### Objective
Return the whole listing exactly as it stands.
***** Material provided *****
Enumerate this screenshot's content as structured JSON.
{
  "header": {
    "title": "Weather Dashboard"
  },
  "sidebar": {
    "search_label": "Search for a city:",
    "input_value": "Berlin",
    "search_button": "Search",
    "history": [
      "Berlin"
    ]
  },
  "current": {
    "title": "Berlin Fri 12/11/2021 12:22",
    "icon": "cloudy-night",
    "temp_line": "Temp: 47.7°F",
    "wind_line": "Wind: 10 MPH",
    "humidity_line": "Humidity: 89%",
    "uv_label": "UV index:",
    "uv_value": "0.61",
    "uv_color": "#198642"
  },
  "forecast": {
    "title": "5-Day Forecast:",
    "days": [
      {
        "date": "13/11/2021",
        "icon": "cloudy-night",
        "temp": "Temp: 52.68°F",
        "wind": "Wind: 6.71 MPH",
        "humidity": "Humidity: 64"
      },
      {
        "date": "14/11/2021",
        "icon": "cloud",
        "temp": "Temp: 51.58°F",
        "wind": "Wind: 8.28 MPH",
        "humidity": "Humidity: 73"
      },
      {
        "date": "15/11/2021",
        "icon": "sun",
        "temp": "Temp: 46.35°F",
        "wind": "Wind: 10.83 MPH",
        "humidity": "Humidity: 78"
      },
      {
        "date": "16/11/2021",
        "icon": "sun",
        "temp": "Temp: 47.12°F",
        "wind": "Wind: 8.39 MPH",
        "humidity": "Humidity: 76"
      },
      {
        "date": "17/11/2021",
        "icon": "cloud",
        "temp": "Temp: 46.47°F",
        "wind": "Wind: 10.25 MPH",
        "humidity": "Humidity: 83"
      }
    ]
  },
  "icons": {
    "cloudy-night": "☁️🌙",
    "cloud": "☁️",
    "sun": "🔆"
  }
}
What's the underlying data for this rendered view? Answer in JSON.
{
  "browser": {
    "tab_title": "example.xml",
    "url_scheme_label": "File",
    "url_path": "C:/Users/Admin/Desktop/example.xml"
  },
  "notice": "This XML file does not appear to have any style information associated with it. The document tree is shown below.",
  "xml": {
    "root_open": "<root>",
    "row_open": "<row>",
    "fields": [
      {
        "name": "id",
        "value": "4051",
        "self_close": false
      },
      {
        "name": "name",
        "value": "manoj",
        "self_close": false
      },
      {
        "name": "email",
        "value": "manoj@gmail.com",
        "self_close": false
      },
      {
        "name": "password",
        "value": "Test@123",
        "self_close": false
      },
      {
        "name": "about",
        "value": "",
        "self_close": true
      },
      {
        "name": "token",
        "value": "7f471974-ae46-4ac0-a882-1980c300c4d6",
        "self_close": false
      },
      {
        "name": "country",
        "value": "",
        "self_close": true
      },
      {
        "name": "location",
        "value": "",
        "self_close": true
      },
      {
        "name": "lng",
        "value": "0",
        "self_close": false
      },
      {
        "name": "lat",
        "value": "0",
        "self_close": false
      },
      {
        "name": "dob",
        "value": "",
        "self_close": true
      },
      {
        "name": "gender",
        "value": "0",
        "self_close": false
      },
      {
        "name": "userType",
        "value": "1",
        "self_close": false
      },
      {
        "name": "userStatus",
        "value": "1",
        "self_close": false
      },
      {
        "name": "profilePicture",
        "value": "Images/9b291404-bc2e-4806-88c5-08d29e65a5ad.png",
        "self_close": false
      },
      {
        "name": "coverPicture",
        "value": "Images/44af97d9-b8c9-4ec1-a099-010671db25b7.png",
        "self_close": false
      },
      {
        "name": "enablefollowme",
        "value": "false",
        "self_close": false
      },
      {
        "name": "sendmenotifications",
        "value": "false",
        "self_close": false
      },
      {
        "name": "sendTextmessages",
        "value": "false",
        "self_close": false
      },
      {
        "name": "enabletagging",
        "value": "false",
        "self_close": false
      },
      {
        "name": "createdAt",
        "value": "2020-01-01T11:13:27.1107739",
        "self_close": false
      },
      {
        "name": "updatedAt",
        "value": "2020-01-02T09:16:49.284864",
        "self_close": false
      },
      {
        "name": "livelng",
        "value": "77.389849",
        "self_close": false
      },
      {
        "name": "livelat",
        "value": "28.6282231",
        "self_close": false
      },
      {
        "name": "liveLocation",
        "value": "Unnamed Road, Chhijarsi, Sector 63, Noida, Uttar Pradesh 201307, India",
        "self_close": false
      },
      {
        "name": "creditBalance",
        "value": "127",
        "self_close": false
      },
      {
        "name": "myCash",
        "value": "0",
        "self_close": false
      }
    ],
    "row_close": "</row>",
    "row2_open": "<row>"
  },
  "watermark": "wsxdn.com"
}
*****
### Final result
Enumerate this screenshot's content as structured JSON.
{
  "header": {
    "title": "Weather Dashboard"
  },
  "sidebar": {
    "search_label": "Search for a city:",
    "input_value": "Berlin",
    "search_button": "Search",
    "history": [
      "Berlin"
    ]
  },
  "current": {
    "title": "Berlin Fri 12/11/2021 12:22",
    "icon": "cloudy-night",
    "temp_line": "Temp: 47.7°F",
    "wind_line": "Wind: 10 MPH",
    "humidity_line": "Humidity: 89%",
    "uv_label": "UV index:",
    "uv_value": "0.61",
    "uv_color": "#198642"
  },
  "forecast": {
    "title": "5-Day Forecast:",
    "days": [
      {
        "date": "13/11/2021",
        "icon": "cloudy-night",
        "temp": "Temp: 52.68°F",
        "wind": "Wind: 6.71 MPH",
        "humidity": "Humidity: 64"
      },
      {
        "date": "14/11/2021",
        "icon": "cloud",
        "temp": "Temp: 51.58°F",
        "wind": "Wind: 8.28 MPH",
        "humidity": "Humidity: 73"
      },
      {
        "date": "15/11/2021",
        "icon": "sun",
        "temp": "Temp: 46.35°F",
        "wind": "Wind: 10.83 MPH",
        "humidity": "Humidity: 78"
      },
      {
        "date": "16/11/2021",
        "icon": "sun",
        "temp": "Temp: 47.12°F",
        "wind": "Wind: 8.39 MPH",
        "humidity": "Humidity: 76"
      },
      {
        "date": "17/11/2021",
        "icon": "cloud",
        "temp": "Temp: 46.47°F",
        "wind": "Wind: 10.25 MPH",
        "humidity": "Humidity: 83"
      }
    ]
  },
  "icons": {
    "cloudy-night": "☁️🌙",
    "cloud": "☁️",
    "sun": "🔆"
  }
}
What's the underlying data for this rendered view? Answer in JSON.
{
  "browser": {
    "tab_title": "example.xml",
    "url_scheme_label": "File",
    "url_path": "C:/Users/Admin/Desktop/example.xml"
  },
  "notice": "This XML file does not appear to have any style information associated with it. The document tree is shown below.",
  "xml": {
    "root_open": "<root>",
    "row_open": "<row>",
    "fields": [
      {
        "name": "id",
        "value": "4051",
        "self_close": false
      },
      {
        "name": "name",
        "value": "manoj",
        "self_close": false
      },
      {
        "name": "email",
        "value": "manoj@gmail.com",
        "self_close": false
      },
      {
        "name": "password",
        "value": "Test@123",
        "self_close": false
      },
      {
        "name": "about",
        "value": "",
        "self_close": true
      },
      {
        "name": "token",
        "value": "7f471974-ae46-4ac0-a882-1980c300c4d6",
        "self_close": false
      },
      {
        "name": "country",
        "value": "",
        "self_close": true
      },
      {
        "name": "location",
        "value": "",
        "self_close": true
      },
      {
        "name": "lng",
        "value": "0",
        "self_close": false
      },
      {
        "name": "lat",
        "value": "0",
        "self_close": false
      },
      {
        "name": "dob",
        "value": "",
        "self_close": true
      },
      {
        "name": "gender",
        "value": "0",
        "self_close": false
      },
      {
        "name": "userType",
        "value": "1",
        "self_close": false
      },
      {
        "name": "userStatus",
        "value": "1",
        "self_close": false
      },
      {
        "name": "profilePicture",
        "value": "Images/9b291404-bc2e-4806-88c5-08d29e65a5ad.png",
        "self_close": false
      },
      {
        "name": "coverPicture",
        "value": "Images/44af97d9-b8c9-4ec1-a099-010671db25b7.png",
        "self_close": false
      },
      {
        "name": "enablefollowme",
        "value": "false",
        "self_close": false
      },
      {
        "name": "sendmenotifications",
        "value": "false",
        "self_close": false
      },
      {
        "name": "sendTextmessages",
        "value": "false",
        "self_close": false
      },
      {
        "name": "enabletagging",
        "value": "false",
        "self_close": false
      },
      {
        "name": "createdAt",
        "value": "2020-01-01T11:13:27.1107739",
        "self_close": false
      },
      {
        "name": "updatedAt",
        "value": "2020-01-02T09:16:49.284864",
        "self_close": false
      },
      {
        "name": "livelng",
        "value": "77.389849",
        "self_close": false
      },
      {
        "name": "livelat",
        "value": "28.6282231",
        "self_close": false
      },
      {
        "name": "liveLocation",
        "value": "Unnamed Road, Chhijarsi, Sector 63, Noida, Uttar Pradesh 201307, India",
        "self_close": false
      },
      {
        "name": "creditBalance",
        "value": "127",
        "self_close": false
      },
      {
        "name": "myCash",
        "value": "0",
        "self_close": false
      }
    ],
    "row_close": "</row>",
    "row2_open": "<row>"
  },
  "watermark": "wsxdn.com"
}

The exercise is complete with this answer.